Return the material word for word. Do not include pictures.

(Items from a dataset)
########################################
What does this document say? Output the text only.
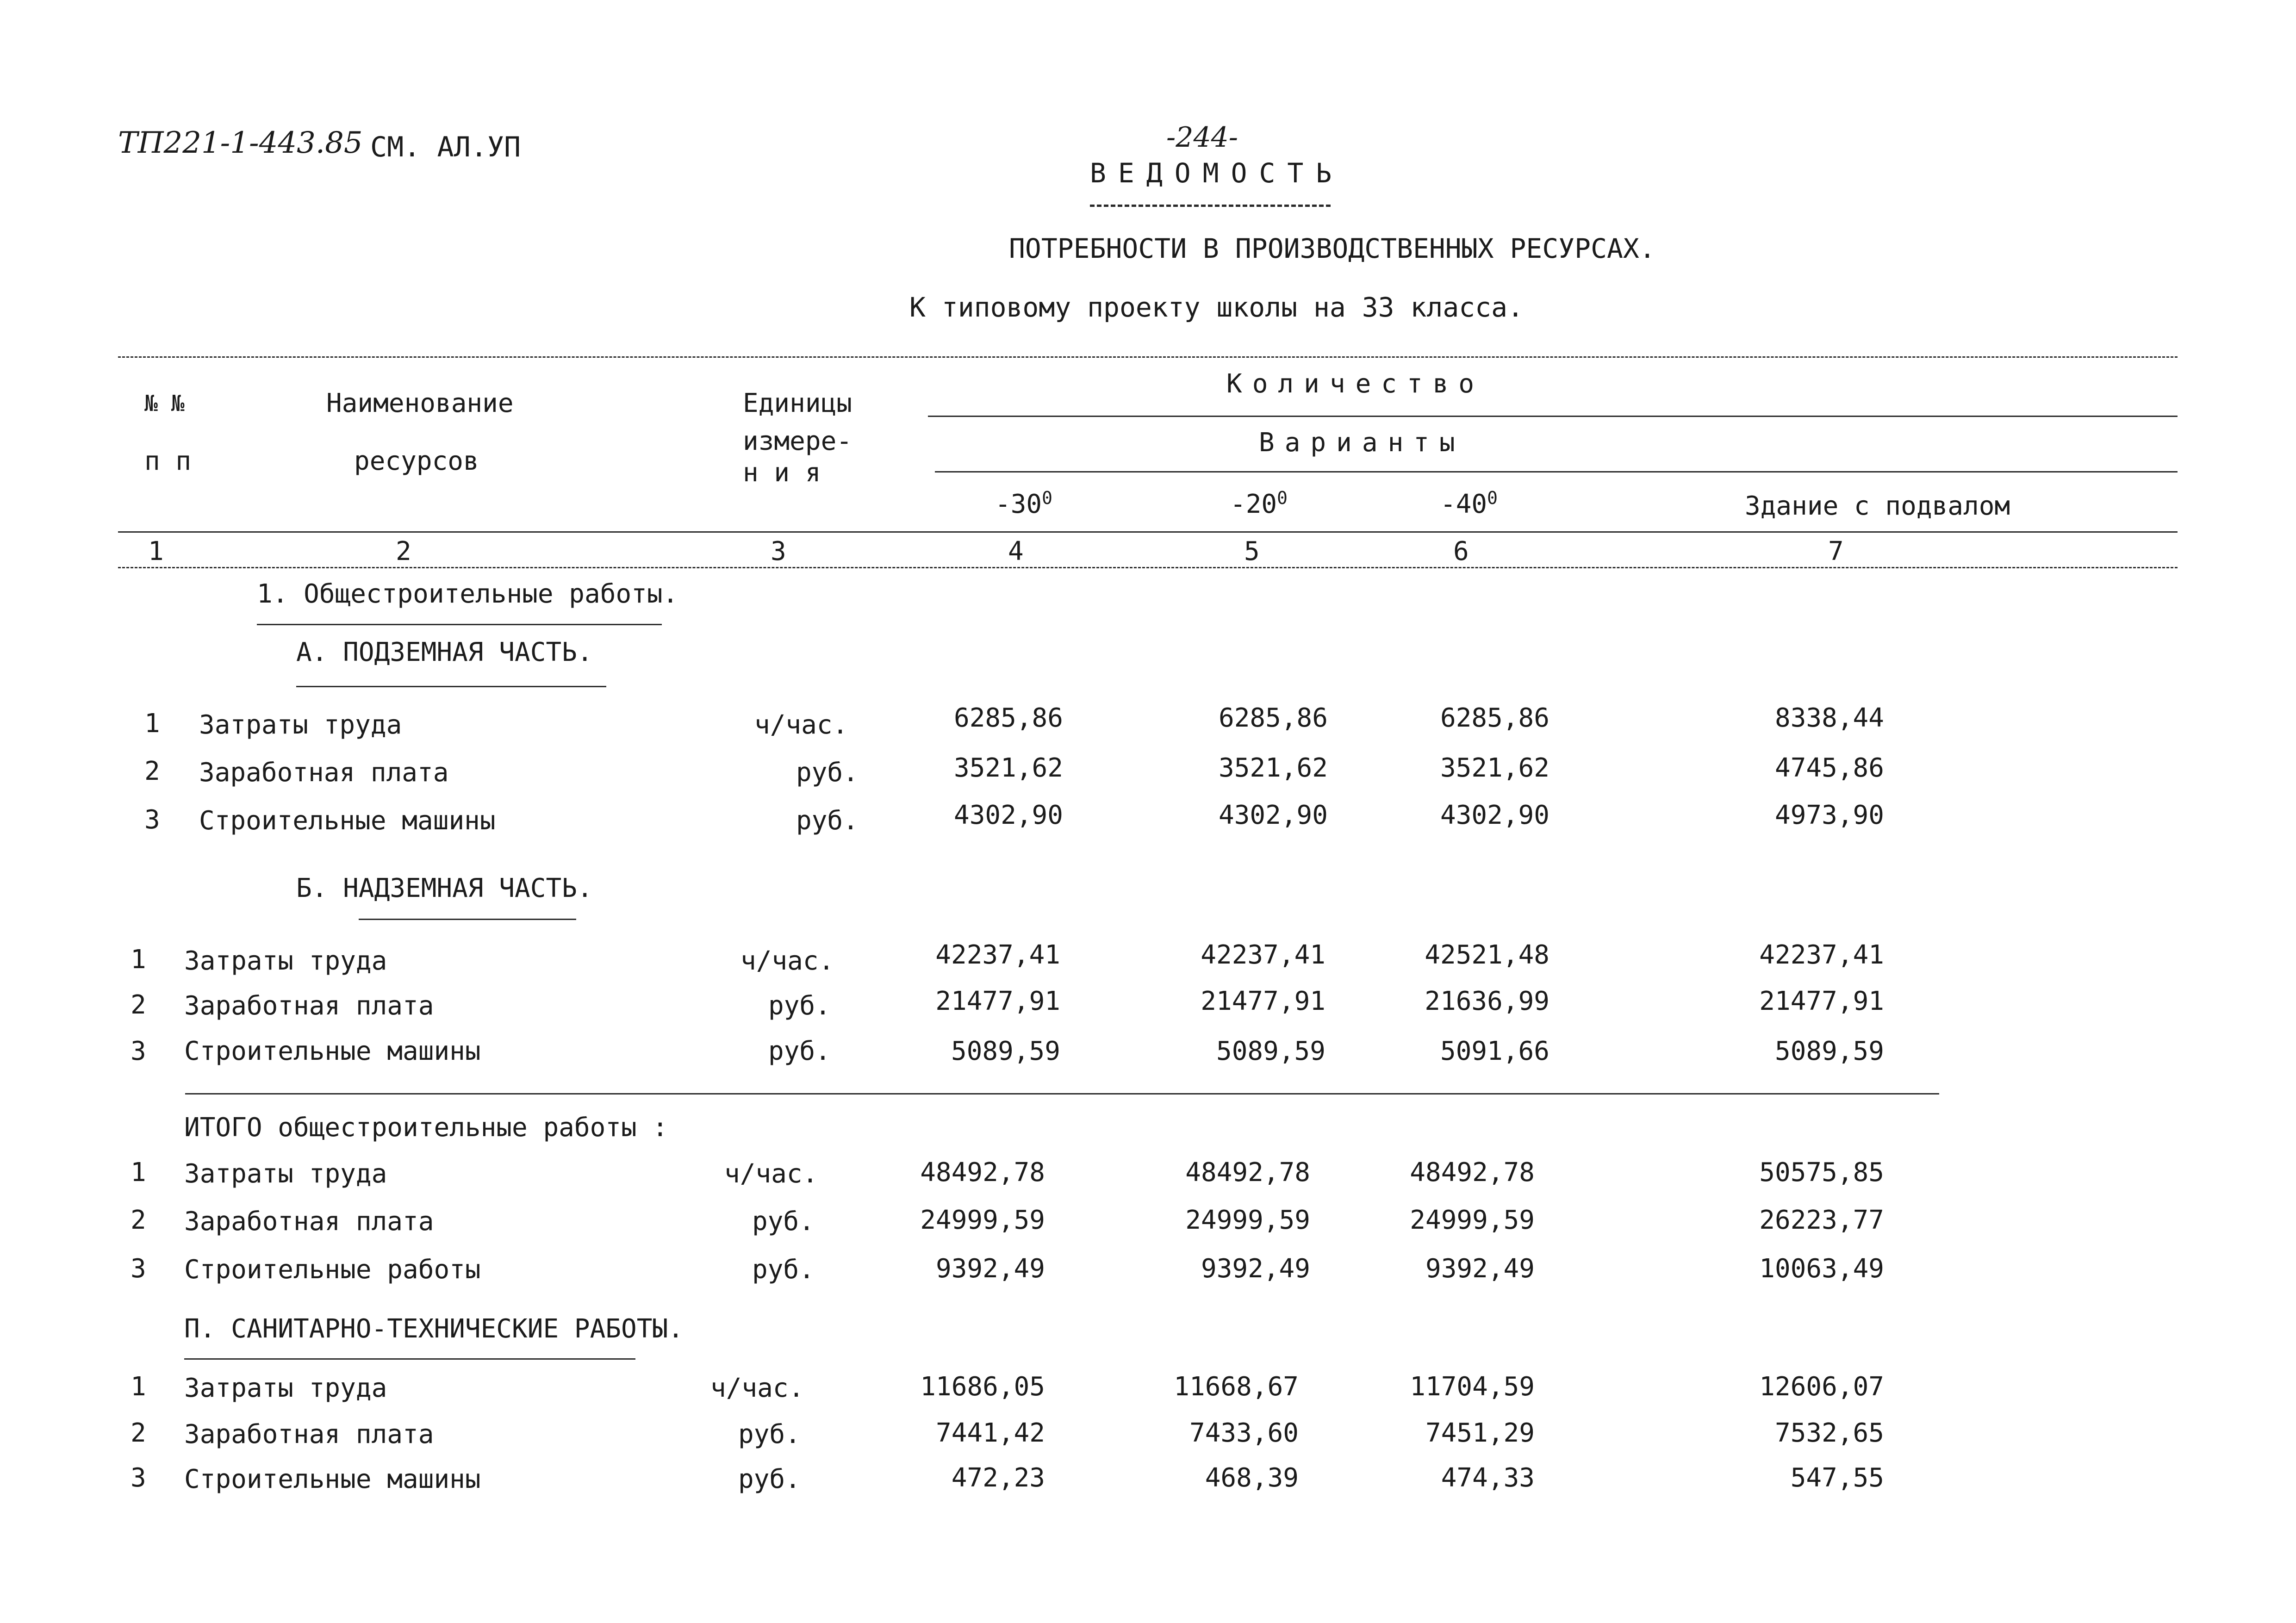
ТП221-1-443.85 СМ. АЛ.УП	-244-
ВЕДОМОСТЬ
ПОТРЕБНОСТИ В ПРОИЗВОДСТВЕННЫХ РЕСУРСАХ.
К типовому проекту школы на 33 класса.
№ №
п п
Наименование
ресурсов
Единицы
измере-
н и я
Количество
Варианты
$-30^0$	$-20^0$	$-40^0$	Здание с подвалом
1	2	3	4	5	6	7
1. Общестроительные работы.
А. ПОДЗЕМНАЯ ЧАСТЬ.
1 Затраты труда	ч/час.	6285,86	6285,86	6285,86	8338,44
2 Заработная плата	руб.	3521,62	3521,62	3521,62	4745,86
3 Строительные машины	руб.	4302,90	4302,90	4302,90	4973,90
Б. НАДЗЕМНАЯ ЧАСТЬ.
1 Затраты труда	ч/час.	42237,41	42237,41	42521,48	42237,41
2 Заработная плата	руб.	21477,91	21477,91	21636,99	21477,91
3 Строительные машины	руб.	5089,59	5089,59	5091,66	5089,59
ИТОГО общестроительные работы :
1 Затраты труда	ч/час.	48492,78	48492,78	48492,78	50575,85
2 Заработная плата	руб.	24999,59	24999,59	24999,59	26223,77
3 Строительные работы	руб.	9392,49	9392,49	9392,49	10063,49
П. САНИТАРНО-ТЕХНИЧЕСКИЕ РАБОТЫ.
1 Затраты труда	ч/час.	11686,05	11668,67	11704,59	12606,07
2 Заработная плата	руб.	7441,42	7433,60	7451,29	7532,65
3 Строительные машины	руб.	472,23	468,39	474,33	547,55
########################################
The output.
What does this document say? Output the text only.
ТП221-1-443.85 СМ. АЛ.УП	-244-
ВЕДОМОСТЬ
ПОТРЕБНОСТИ В ПРОИЗВОДСТВЕННЫХ РЕСУРСАХ.
К типовому проекту школы на 33 класса.
№ №
п п
Наименование
ресурсов
Единицы
измере-
н и я
Количество
Варианты
$-30^0$	$-20^0$	$-40^0$	Здание с подвалом
1	2	3	4	5	6	7
1. Общестроительные работы.
А. ПОДЗЕМНАЯ ЧАСТЬ.
1 Затраты труда	ч/час.	6285,86	6285,86	6285,86	8338,44
2 Заработная плата	руб.	3521,62	3521,62	3521,62	4745,86
3 Строительные машины	руб.	4302,90	4302,90	4302,90	4973,90
Б. НАДЗЕМНАЯ ЧАСТЬ.
1 Затраты труда	ч/час.	42237,41	42237,41	42521,48	42237,41
2 Заработная плата	руб.	21477,91	21477,91	21636,99	21477,91
3 Строительные машины	руб.	5089,59	5089,59	5091,66	5089,59
ИТОГО общестроительные работы :
1 Затраты труда	ч/час.	48492,78	48492,78	48492,78	50575,85
2 Заработная плата	руб.	24999,59	24999,59	24999,59	26223,77
3 Строительные работы	руб.	9392,49	9392,49	9392,49	10063,49
П. САНИТАРНО-ТЕХНИЧЕСКИЕ РАБОТЫ.
1 Затраты труда	ч/час.	11686,05	11668,67	11704,59	12606,07
2 Заработная плата	руб.	7441,42	7433,60	7451,29	7532,65
3 Строительные машины	руб.	472,23	468,39	474,33	547,55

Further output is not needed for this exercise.